- [Aim]:
How many lines of these entries hold the string "content"? Answer with the number alone.
┌─ Given data
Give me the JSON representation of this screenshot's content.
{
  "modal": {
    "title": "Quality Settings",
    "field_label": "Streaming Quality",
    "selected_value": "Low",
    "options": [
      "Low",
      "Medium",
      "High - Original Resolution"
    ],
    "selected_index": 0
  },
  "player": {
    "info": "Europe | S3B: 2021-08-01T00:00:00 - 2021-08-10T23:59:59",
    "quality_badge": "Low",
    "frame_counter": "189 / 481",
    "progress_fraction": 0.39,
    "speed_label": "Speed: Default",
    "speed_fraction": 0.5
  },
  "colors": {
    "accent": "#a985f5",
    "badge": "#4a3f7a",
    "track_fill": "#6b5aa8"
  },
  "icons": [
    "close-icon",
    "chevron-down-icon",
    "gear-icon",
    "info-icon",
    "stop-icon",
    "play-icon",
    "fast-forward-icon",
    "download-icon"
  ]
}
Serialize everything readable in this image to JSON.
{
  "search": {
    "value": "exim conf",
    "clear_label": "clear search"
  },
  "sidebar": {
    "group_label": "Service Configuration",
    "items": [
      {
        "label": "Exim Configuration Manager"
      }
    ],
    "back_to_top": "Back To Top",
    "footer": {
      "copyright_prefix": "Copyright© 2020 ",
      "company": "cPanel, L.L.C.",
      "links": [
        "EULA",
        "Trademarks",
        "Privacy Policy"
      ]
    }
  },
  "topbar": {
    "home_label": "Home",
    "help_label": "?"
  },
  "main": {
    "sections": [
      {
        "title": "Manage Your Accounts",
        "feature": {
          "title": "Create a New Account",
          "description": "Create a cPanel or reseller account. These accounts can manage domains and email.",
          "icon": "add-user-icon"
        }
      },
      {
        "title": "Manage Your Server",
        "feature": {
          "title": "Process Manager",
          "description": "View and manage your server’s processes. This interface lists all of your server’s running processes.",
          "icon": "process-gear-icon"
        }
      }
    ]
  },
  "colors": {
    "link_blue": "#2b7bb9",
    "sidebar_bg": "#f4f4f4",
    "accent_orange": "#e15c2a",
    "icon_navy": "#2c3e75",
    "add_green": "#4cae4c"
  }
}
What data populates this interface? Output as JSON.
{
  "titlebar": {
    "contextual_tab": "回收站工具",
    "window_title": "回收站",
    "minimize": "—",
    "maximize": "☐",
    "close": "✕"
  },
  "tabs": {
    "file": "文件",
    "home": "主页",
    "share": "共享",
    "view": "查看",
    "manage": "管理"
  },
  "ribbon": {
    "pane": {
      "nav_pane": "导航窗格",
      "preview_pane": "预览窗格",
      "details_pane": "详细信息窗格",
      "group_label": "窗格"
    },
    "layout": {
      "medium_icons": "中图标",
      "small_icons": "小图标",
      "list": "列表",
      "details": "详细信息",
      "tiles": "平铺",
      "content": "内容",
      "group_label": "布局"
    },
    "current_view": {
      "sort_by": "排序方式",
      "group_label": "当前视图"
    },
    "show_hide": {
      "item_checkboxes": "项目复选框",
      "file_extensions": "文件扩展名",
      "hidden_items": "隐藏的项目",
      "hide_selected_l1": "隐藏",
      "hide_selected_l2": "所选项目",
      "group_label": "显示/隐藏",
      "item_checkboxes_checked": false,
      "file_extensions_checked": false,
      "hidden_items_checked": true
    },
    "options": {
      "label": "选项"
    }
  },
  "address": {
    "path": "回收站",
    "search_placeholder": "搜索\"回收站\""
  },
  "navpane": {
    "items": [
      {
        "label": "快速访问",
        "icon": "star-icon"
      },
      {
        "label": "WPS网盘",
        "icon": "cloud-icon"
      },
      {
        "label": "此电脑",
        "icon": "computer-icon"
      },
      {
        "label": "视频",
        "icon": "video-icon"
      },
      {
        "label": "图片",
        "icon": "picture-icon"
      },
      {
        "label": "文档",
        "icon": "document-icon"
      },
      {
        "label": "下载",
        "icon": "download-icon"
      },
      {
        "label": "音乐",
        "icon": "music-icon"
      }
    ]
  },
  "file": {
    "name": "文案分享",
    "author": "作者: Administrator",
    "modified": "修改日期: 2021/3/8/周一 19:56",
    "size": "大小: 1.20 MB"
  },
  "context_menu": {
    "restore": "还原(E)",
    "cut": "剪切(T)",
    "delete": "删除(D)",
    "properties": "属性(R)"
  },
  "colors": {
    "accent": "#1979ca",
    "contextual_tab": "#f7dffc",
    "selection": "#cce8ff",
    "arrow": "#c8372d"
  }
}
└─
- [Output of the task]:
2